> _Stated goal_:
Filter these entries, keeping only lines that hold the word "this".

::: Provided records :::

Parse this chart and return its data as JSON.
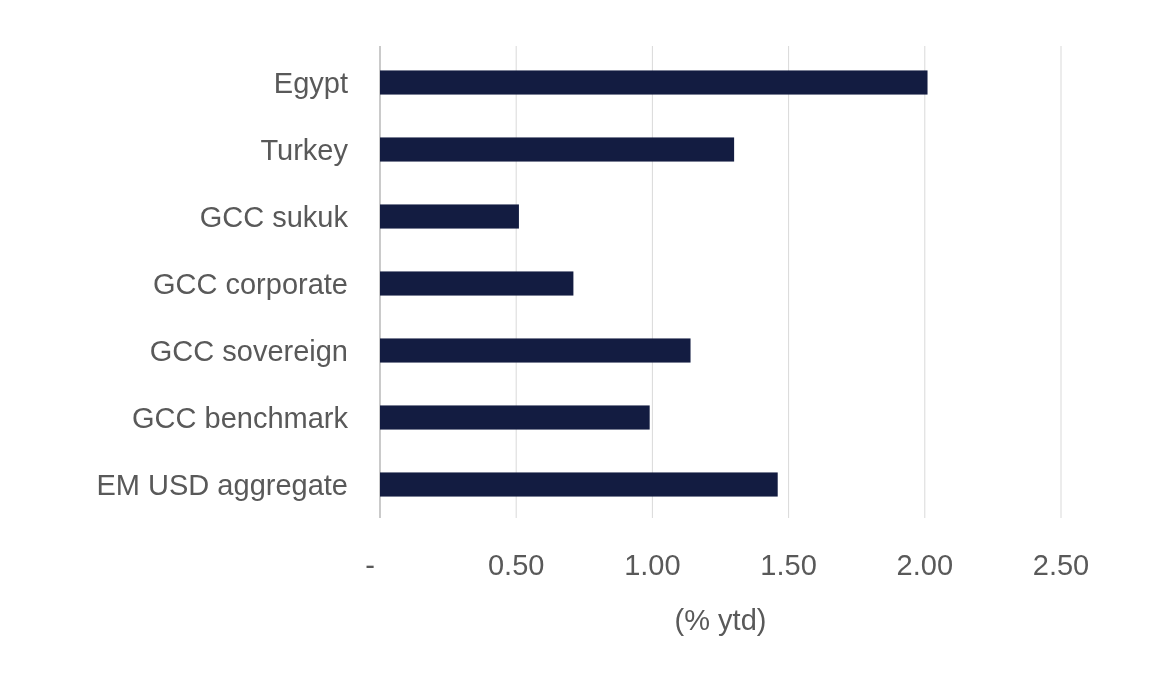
{
  "chart_data": {
    "type": "bar",
    "orientation": "horizontal",
    "categories": [
      "Egypt",
      "Turkey",
      "GCC sukuk",
      "GCC corporate",
      "GCC sovereign",
      "GCC benchmark",
      "EM USD aggregate"
    ],
    "values": [
      2.01,
      1.3,
      0.51,
      0.71,
      1.14,
      0.99,
      1.46
    ],
    "color": "#131c41",
    "xlim": [
      0,
      2.5
    ],
    "xticks": [
      {
        "value": 0,
        "label": "-"
      },
      {
        "value": 0.5,
        "label": "0.50"
      },
      {
        "value": 1,
        "label": "1.00"
      },
      {
        "value": 1.5,
        "label": "1.50"
      },
      {
        "value": 2,
        "label": "2.00"
      },
      {
        "value": 2.5,
        "label": "2.50"
      }
    ],
    "xlabel": "(% ytd)",
    "grid": "x"
  }
}
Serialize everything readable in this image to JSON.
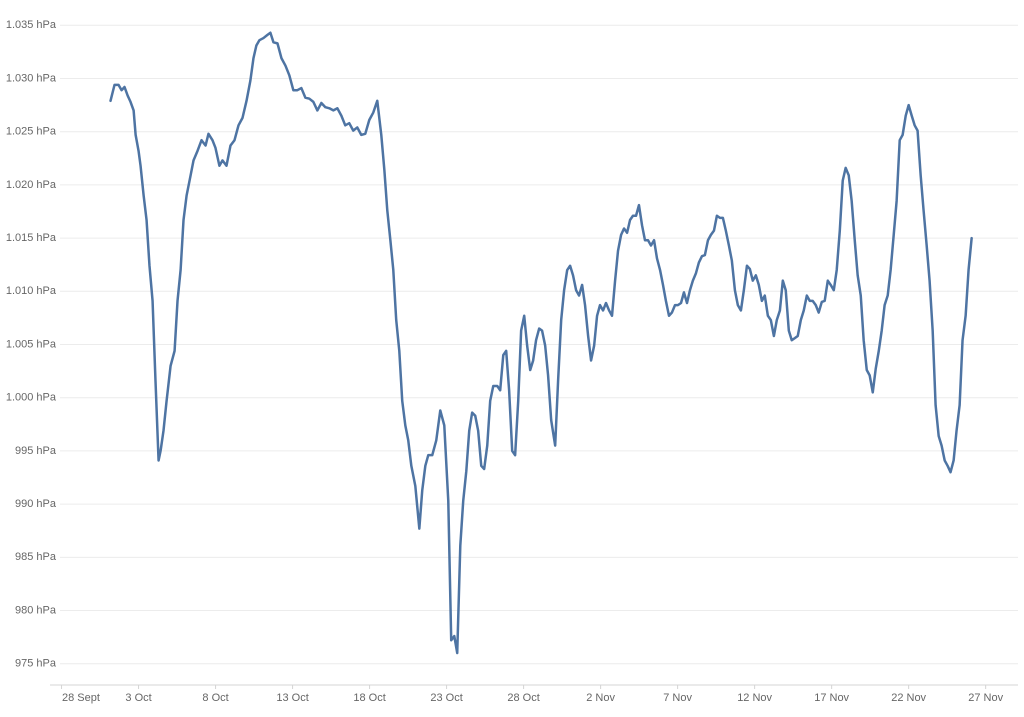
{
  "chart_data": {
    "type": "line",
    "x": [
      3.18,
      3.44,
      3.7,
      3.9,
      4.09,
      4.29,
      4.48,
      4.68,
      4.81,
      5.0,
      5.13,
      5.33,
      5.52,
      5.71,
      5.91,
      6.1,
      6.3,
      6.43,
      6.62,
      6.82,
      7.08,
      7.34,
      7.53,
      7.73,
      7.92,
      8.12,
      8.38,
      8.57,
      8.83,
      9.09,
      9.35,
      9.54,
      9.8,
      9.99,
      10.25,
      10.45,
      10.71,
      10.97,
      11.23,
      11.49,
      11.75,
      12.01,
      12.26,
      12.46,
      12.65,
      12.85,
      13.11,
      13.37,
      13.56,
      13.76,
      14.02,
      14.28,
      14.54,
      14.79,
      15.05,
      15.31,
      15.57,
      15.83,
      16.09,
      16.35,
      16.61,
      16.87,
      17.13,
      17.39,
      17.65,
      17.91,
      18.17,
      18.42,
      18.68,
      18.94,
      19.2,
      19.46,
      19.72,
      19.98,
      20.24,
      20.5,
      20.76,
      20.96,
      21.15,
      21.35,
      21.54,
      21.73,
      21.93,
      22.12,
      22.32,
      22.51,
      22.71,
      22.97,
      23.23,
      23.42,
      23.62,
      23.81,
      24.07,
      24.33,
      24.59,
      24.85,
      25.11,
      25.3,
      25.5,
      25.69,
      25.89,
      26.08,
      26.28,
      26.47,
      26.66,
      26.86,
      27.05,
      27.25,
      27.44,
      27.64,
      27.83,
      28.03,
      28.29,
      28.48,
      28.68,
      28.87,
      29.06,
      29.26,
      29.45,
      29.65,
      29.84,
      30.04,
      30.23,
      30.43,
      30.62,
      30.81,
      31.01,
      31.2,
      31.4,
      31.59,
      31.79,
      32.05,
      32.24,
      32.44,
      32.63,
      32.83,
      33.02,
      33.21,
      33.41,
      33.6,
      33.8,
      33.99,
      34.19,
      34.38,
      34.58,
      34.77,
      34.96,
      35.16,
      35.35,
      35.55,
      35.74,
      35.94,
      36.13,
      36.33,
      36.52,
      36.72,
      36.91,
      37.1,
      37.3,
      37.49,
      37.69,
      37.88,
      38.08,
      38.27,
      38.47,
      38.66,
      38.86,
      39.05,
      39.24,
      39.44,
      39.63,
      39.83,
      40.02,
      40.22,
      40.41,
      40.61,
      40.8,
      40.99,
      41.19,
      41.38,
      41.58,
      41.77,
      41.97,
      42.16,
      42.36,
      42.55,
      42.75,
      42.94,
      43.13,
      43.33,
      43.52,
      43.72,
      43.91,
      44.11,
      44.3,
      44.5,
      44.69,
      44.88,
      45.08,
      45.27,
      45.47,
      45.66,
      45.86,
      46.05,
      46.25,
      46.44,
      46.64,
      46.83,
      47.02,
      47.22,
      47.41,
      47.61,
      47.8,
      48.0,
      48.19,
      48.39,
      48.58,
      48.77,
      48.97,
      49.16,
      49.36,
      49.55,
      49.75,
      49.94,
      50.14,
      50.33,
      50.53,
      50.72,
      50.91,
      51.11,
      51.3,
      51.5,
      51.69,
      51.89,
      52.08,
      52.28,
      52.47,
      52.67,
      52.86,
      53.06,
      53.25,
      53.44,
      53.64,
      53.83,
      54.03,
      54.22,
      54.42,
      54.61,
      54.81,
      55.0,
      55.2,
      55.39,
      55.58,
      55.78,
      55.97,
      56.17,
      56.36,
      56.56,
      56.75,
      56.95,
      57.14,
      57.34,
      57.53,
      57.72,
      57.92,
      58.11,
      58.31,
      58.5,
      58.7,
      58.89,
      59.09
    ],
    "series": [
      {
        "color": "#4e74a3",
        "values": [
          1027.9,
          1029.4,
          1029.4,
          1028.9,
          1029.2,
          1028.4,
          1027.8,
          1027.0,
          1024.7,
          1023.2,
          1021.8,
          1019.0,
          1016.7,
          1012.4,
          1009.1,
          1001.6,
          994.1,
          995.0,
          996.9,
          999.7,
          1003.0,
          1004.4,
          1009.1,
          1012.0,
          1016.7,
          1019.0,
          1020.9,
          1022.3,
          1023.2,
          1024.2,
          1023.7,
          1024.8,
          1024.2,
          1023.5,
          1021.8,
          1022.3,
          1021.8,
          1023.7,
          1024.2,
          1025.6,
          1026.3,
          1027.9,
          1029.8,
          1031.9,
          1033.1,
          1033.6,
          1033.8,
          1034.1,
          1034.3,
          1033.4,
          1033.3,
          1031.9,
          1031.2,
          1030.3,
          1028.9,
          1028.9,
          1029.1,
          1028.2,
          1028.1,
          1027.8,
          1027.0,
          1027.7,
          1027.3,
          1027.2,
          1027.0,
          1027.2,
          1026.5,
          1025.6,
          1025.8,
          1025.1,
          1025.4,
          1024.7,
          1024.8,
          1026.1,
          1026.8,
          1027.9,
          1024.7,
          1021.4,
          1017.6,
          1014.8,
          1012.0,
          1007.3,
          1004.4,
          999.7,
          997.4,
          996.0,
          993.6,
          991.7,
          987.7,
          991.3,
          993.6,
          994.6,
          994.6,
          996.0,
          998.8,
          997.4,
          990.3,
          977.2,
          977.6,
          976.0,
          986.1,
          990.3,
          993.1,
          996.9,
          998.6,
          998.3,
          996.9,
          993.6,
          993.3,
          995.5,
          999.7,
          1001.1,
          1001.1,
          1000.7,
          1004.0,
          1004.4,
          1000.7,
          995.0,
          994.6,
          999.7,
          1006.3,
          1007.7,
          1004.9,
          1002.6,
          1003.5,
          1005.4,
          1006.5,
          1006.3,
          1004.9,
          1002.1,
          997.9,
          995.5,
          1001.6,
          1007.3,
          1010.1,
          1012.0,
          1012.4,
          1011.5,
          1010.1,
          1009.6,
          1010.6,
          1008.7,
          1005.8,
          1003.5,
          1004.9,
          1007.7,
          1008.7,
          1008.2,
          1008.9,
          1008.2,
          1007.7,
          1011.0,
          1013.8,
          1015.3,
          1015.9,
          1015.5,
          1016.7,
          1017.1,
          1017.1,
          1018.1,
          1016.2,
          1014.8,
          1014.8,
          1014.3,
          1014.8,
          1013.1,
          1012.0,
          1010.6,
          1009.1,
          1007.7,
          1008.0,
          1008.7,
          1008.7,
          1008.9,
          1009.9,
          1008.9,
          1010.1,
          1011.0,
          1011.7,
          1012.7,
          1013.3,
          1013.4,
          1014.8,
          1015.3,
          1015.7,
          1017.1,
          1016.9,
          1016.9,
          1015.7,
          1014.3,
          1012.9,
          1010.1,
          1008.7,
          1008.2,
          1010.1,
          1012.4,
          1012.1,
          1011.0,
          1011.5,
          1010.6,
          1009.1,
          1009.6,
          1007.7,
          1007.3,
          1005.8,
          1007.3,
          1008.2,
          1011.0,
          1010.1,
          1006.3,
          1005.4,
          1005.6,
          1005.8,
          1007.3,
          1008.2,
          1009.6,
          1009.1,
          1009.1,
          1008.7,
          1008.0,
          1009.0,
          1009.1,
          1011.0,
          1010.6,
          1010.1,
          1012.0,
          1015.7,
          1020.4,
          1021.6,
          1020.9,
          1018.5,
          1014.8,
          1011.5,
          1009.6,
          1005.4,
          1002.6,
          1002.1,
          1000.5,
          1002.7,
          1004.4,
          1006.3,
          1008.7,
          1009.6,
          1012.0,
          1015.3,
          1018.5,
          1024.2,
          1024.7,
          1026.5,
          1027.5,
          1026.5,
          1025.6,
          1025.1,
          1020.9,
          1017.6,
          1014.3,
          1011.0,
          1006.3,
          999.3,
          996.4,
          995.5,
          994.1,
          993.6,
          993.0,
          994.1,
          996.9,
          999.3,
          1005.4,
          1007.7,
          1012.0,
          1015.0
        ]
      }
    ],
    "xlim": [
      -0.1,
      62.1
    ],
    "xticks": [
      {
        "value": 0,
        "label": "28 Sept"
      },
      {
        "value": 5,
        "label": "3 Oct"
      },
      {
        "value": 10,
        "label": "8 Oct"
      },
      {
        "value": 15,
        "label": "13 Oct"
      },
      {
        "value": 20,
        "label": "18 Oct"
      },
      {
        "value": 25,
        "label": "23 Oct"
      },
      {
        "value": 30,
        "label": "28 Oct"
      },
      {
        "value": 35,
        "label": "2 Nov"
      },
      {
        "value": 40,
        "label": "7 Nov"
      },
      {
        "value": 45,
        "label": "12 Nov"
      },
      {
        "value": 50,
        "label": "17 Nov"
      },
      {
        "value": 55,
        "label": "22 Nov"
      },
      {
        "value": 60,
        "label": "27 Nov"
      }
    ],
    "ylim": [
      973,
      1037
    ],
    "yticks": [
      {
        "value": 975,
        "label": "975 hPa"
      },
      {
        "value": 980,
        "label": "980 hPa"
      },
      {
        "value": 985,
        "label": "985 hPa"
      },
      {
        "value": 990,
        "label": "990 hPa"
      },
      {
        "value": 995,
        "label": "995 hPa"
      },
      {
        "value": 1000,
        "label": "1.000 hPa"
      },
      {
        "value": 1005,
        "label": "1.005 hPa"
      },
      {
        "value": 1010,
        "label": "1.010 hPa"
      },
      {
        "value": 1015,
        "label": "1.015 hPa"
      },
      {
        "value": 1020,
        "label": "1.020 hPa"
      },
      {
        "value": 1025,
        "label": "1.025 hPa"
      },
      {
        "value": 1030,
        "label": "1.030 hPa"
      },
      {
        "value": 1035,
        "label": "1.035 hPa"
      }
    ],
    "grid": true
  }
}
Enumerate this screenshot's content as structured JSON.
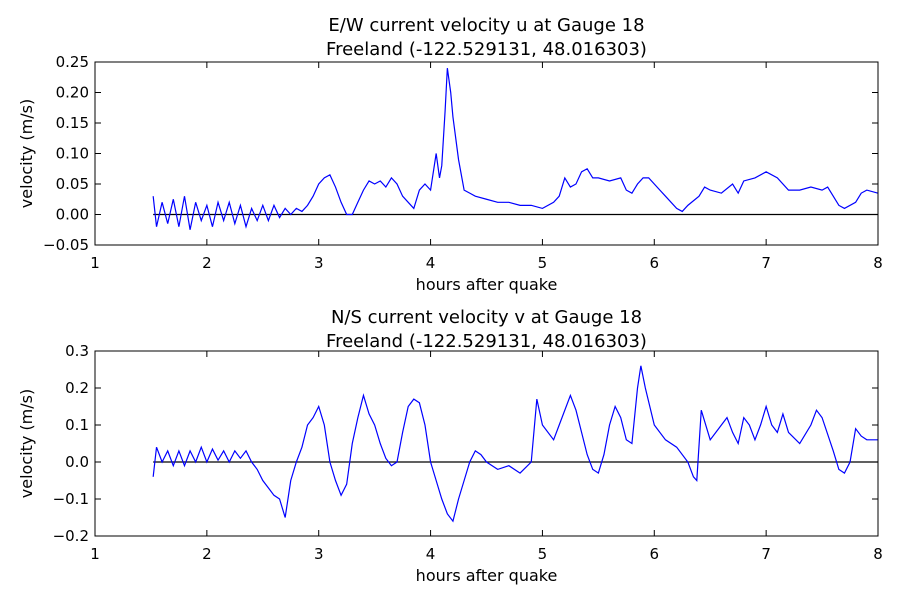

:::

> _Exercise answer_:
Parse this chart and return its data as JSON.
Serialize everything readable in this image to JSON.
Enumerate this screenshot's content as structured JSON.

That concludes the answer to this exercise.